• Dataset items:
────

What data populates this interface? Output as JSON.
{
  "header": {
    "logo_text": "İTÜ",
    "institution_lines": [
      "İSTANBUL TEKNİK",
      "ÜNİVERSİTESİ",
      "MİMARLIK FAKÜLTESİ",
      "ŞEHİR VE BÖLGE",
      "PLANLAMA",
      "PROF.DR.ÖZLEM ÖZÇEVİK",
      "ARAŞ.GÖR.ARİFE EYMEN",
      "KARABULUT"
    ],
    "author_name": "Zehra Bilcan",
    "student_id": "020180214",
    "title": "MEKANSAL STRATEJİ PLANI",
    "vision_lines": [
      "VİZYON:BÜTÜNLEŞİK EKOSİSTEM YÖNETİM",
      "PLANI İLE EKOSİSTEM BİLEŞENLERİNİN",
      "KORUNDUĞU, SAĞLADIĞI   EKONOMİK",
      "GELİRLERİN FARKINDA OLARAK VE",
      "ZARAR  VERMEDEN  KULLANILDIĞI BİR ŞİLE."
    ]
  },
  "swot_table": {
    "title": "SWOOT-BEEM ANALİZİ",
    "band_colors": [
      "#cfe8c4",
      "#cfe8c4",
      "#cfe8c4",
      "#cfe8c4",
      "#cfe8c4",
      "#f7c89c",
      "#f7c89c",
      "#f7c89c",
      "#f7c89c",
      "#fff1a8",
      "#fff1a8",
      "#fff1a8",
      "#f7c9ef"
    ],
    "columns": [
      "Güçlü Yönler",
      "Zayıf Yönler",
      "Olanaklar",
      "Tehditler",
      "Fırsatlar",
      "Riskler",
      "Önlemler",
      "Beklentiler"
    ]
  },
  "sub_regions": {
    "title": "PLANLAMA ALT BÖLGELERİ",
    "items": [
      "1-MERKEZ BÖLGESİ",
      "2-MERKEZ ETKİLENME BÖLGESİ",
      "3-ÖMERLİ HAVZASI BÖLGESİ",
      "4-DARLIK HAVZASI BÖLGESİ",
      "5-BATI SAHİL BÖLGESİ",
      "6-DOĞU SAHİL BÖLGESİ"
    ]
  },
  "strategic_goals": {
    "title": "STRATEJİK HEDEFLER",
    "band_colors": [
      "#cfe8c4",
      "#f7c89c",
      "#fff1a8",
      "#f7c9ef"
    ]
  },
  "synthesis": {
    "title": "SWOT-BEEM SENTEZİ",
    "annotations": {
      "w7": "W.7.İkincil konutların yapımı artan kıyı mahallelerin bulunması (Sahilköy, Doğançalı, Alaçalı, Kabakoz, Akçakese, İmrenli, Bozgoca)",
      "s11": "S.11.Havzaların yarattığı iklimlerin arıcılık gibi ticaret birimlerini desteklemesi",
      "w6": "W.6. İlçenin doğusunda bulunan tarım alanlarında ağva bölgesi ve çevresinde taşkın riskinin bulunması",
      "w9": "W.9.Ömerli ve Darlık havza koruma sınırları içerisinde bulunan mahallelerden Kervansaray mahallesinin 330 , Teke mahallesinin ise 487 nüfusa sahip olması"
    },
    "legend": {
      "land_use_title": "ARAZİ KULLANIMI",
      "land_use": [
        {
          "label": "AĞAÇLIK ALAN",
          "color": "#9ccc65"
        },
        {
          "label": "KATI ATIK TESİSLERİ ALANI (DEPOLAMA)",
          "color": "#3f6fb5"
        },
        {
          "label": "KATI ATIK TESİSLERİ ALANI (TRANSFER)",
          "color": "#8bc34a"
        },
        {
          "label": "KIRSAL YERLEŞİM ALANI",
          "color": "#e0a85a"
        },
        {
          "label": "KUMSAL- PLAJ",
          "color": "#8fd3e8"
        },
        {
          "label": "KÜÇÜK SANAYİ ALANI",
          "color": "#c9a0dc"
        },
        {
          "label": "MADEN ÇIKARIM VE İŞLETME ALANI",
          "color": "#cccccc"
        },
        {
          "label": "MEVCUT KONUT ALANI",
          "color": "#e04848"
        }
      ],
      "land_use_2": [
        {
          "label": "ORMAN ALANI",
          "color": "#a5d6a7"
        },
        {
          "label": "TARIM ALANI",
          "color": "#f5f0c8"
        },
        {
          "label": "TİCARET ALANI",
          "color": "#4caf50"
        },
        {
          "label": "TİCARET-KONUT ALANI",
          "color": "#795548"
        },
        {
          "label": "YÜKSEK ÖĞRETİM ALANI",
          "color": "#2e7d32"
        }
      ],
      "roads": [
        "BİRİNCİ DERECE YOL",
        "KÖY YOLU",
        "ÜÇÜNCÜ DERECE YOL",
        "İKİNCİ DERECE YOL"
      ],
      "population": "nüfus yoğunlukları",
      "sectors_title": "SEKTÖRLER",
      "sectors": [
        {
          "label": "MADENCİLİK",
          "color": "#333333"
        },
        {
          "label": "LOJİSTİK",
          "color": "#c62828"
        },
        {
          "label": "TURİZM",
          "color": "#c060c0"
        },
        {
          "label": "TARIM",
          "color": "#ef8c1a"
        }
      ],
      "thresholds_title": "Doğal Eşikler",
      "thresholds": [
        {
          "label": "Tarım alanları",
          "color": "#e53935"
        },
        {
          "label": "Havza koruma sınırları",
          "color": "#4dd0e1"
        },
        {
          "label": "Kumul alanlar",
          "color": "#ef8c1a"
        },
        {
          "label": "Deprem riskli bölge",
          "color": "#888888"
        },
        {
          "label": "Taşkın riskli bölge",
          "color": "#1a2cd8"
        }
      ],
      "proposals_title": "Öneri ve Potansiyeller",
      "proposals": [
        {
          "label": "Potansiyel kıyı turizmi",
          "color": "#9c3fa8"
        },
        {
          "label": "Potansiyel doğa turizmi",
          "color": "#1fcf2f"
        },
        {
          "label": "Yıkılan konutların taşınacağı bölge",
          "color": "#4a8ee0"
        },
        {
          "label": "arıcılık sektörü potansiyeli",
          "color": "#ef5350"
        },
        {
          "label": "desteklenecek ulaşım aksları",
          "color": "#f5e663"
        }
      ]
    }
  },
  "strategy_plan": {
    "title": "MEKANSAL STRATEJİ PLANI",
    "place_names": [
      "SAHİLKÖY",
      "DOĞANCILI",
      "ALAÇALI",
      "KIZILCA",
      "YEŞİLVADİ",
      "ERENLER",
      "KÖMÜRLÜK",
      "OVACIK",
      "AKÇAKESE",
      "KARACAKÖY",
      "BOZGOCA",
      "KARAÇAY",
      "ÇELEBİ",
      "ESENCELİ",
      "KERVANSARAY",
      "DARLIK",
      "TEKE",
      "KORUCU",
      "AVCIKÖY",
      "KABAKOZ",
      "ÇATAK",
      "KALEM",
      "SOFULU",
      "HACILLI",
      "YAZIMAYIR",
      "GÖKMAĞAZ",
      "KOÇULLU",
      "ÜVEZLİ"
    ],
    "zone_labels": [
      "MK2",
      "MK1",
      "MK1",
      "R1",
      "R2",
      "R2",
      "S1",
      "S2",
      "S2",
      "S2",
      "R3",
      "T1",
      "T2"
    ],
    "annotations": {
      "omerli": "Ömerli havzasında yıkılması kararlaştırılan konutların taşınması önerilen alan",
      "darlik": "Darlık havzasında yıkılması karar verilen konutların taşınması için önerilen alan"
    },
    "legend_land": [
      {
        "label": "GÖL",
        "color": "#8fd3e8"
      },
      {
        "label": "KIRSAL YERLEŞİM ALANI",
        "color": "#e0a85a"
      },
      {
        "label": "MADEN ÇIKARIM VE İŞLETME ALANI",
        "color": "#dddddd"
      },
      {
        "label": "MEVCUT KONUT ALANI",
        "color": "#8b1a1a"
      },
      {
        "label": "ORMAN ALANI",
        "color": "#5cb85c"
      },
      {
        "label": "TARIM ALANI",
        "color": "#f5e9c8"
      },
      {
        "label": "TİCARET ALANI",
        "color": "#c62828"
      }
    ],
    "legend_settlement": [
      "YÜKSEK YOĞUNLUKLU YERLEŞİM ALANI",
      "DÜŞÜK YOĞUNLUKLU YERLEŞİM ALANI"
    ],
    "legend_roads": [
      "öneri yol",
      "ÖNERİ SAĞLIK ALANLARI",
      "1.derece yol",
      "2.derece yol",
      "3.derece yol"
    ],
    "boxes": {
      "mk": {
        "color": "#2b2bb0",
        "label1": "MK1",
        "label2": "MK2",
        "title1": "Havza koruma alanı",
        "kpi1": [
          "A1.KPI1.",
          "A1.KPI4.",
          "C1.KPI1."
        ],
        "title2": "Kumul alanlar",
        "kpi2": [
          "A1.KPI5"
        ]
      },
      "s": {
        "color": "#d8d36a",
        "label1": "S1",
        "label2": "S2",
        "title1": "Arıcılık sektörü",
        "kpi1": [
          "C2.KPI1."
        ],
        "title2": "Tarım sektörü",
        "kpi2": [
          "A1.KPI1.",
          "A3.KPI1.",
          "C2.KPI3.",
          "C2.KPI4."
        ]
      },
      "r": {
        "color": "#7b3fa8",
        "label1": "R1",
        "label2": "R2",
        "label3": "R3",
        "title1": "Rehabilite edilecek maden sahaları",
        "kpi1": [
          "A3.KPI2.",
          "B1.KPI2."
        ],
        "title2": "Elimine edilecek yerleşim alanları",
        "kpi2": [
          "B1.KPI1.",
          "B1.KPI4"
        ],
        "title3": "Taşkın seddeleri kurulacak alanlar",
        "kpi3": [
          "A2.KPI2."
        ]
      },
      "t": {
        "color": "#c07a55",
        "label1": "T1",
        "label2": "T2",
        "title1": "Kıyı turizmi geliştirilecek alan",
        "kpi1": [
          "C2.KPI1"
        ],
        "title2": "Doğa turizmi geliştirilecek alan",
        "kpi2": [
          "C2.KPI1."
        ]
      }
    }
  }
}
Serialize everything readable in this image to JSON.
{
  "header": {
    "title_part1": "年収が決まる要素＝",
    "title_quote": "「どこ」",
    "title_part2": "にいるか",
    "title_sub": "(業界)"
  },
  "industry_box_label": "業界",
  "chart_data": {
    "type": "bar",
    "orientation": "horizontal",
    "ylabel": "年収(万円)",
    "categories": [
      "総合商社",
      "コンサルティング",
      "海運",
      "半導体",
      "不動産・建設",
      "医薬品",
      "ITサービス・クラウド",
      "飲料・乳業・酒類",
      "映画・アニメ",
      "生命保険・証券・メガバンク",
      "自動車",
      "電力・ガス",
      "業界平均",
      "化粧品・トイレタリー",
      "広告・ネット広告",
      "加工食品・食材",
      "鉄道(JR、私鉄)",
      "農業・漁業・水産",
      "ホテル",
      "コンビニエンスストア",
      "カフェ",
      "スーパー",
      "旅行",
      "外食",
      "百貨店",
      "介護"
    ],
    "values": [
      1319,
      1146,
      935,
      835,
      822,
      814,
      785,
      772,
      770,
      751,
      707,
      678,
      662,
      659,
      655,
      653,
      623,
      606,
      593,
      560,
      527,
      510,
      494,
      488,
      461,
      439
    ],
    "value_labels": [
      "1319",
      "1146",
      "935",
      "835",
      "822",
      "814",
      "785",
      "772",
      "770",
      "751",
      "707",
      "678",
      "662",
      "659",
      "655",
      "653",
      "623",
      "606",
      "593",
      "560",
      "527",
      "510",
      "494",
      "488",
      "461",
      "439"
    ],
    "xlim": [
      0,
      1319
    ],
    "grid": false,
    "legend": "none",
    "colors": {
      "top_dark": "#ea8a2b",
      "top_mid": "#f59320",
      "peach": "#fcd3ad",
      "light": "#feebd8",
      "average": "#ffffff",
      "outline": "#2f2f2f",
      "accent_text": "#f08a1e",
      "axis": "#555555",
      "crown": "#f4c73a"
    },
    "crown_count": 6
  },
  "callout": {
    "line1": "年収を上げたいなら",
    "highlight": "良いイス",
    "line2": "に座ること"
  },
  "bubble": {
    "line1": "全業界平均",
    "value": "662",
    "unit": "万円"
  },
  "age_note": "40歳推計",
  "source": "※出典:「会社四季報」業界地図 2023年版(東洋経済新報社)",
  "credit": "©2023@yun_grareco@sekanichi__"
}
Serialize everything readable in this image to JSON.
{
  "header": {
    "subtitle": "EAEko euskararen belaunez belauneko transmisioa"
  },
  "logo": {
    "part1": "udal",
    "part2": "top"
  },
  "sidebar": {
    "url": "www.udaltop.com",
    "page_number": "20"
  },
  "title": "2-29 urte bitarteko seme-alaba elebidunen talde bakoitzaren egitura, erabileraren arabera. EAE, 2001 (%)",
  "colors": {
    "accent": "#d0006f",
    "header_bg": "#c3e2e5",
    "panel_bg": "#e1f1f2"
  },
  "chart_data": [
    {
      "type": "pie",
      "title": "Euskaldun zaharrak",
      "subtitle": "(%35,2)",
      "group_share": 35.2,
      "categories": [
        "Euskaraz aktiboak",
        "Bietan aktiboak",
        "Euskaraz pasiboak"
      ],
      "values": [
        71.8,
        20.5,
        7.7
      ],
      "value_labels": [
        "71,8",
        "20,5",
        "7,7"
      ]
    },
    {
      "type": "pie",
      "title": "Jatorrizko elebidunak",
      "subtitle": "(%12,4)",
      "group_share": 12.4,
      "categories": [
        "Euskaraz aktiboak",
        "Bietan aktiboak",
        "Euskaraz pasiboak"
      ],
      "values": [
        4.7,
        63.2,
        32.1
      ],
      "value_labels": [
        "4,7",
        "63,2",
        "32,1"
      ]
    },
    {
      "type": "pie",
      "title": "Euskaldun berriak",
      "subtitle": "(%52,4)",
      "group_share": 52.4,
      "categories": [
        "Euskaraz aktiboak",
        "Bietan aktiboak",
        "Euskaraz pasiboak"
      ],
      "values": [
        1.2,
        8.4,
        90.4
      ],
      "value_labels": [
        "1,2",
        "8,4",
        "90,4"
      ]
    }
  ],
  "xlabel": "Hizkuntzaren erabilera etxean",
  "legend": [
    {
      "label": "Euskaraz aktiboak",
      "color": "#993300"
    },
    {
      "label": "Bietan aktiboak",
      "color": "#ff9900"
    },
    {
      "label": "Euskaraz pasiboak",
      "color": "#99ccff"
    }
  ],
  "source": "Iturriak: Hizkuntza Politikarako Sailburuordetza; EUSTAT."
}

────

• Instruction: From the entries above, copy every line where the word "Darlık" shows up.

• Answer for the task:
      "w9": "W.9.Ömerli ve Darlık havza koruma sınırları içerisinde bulunan mahallelerden Kervansaray mahallesinin 330 , Teke mahallesinin ise 487 nüfusa sahip olması"
      "darlik": "Darlık havzasında yıkılması karar verilen konutların taşınması için önerilen alan"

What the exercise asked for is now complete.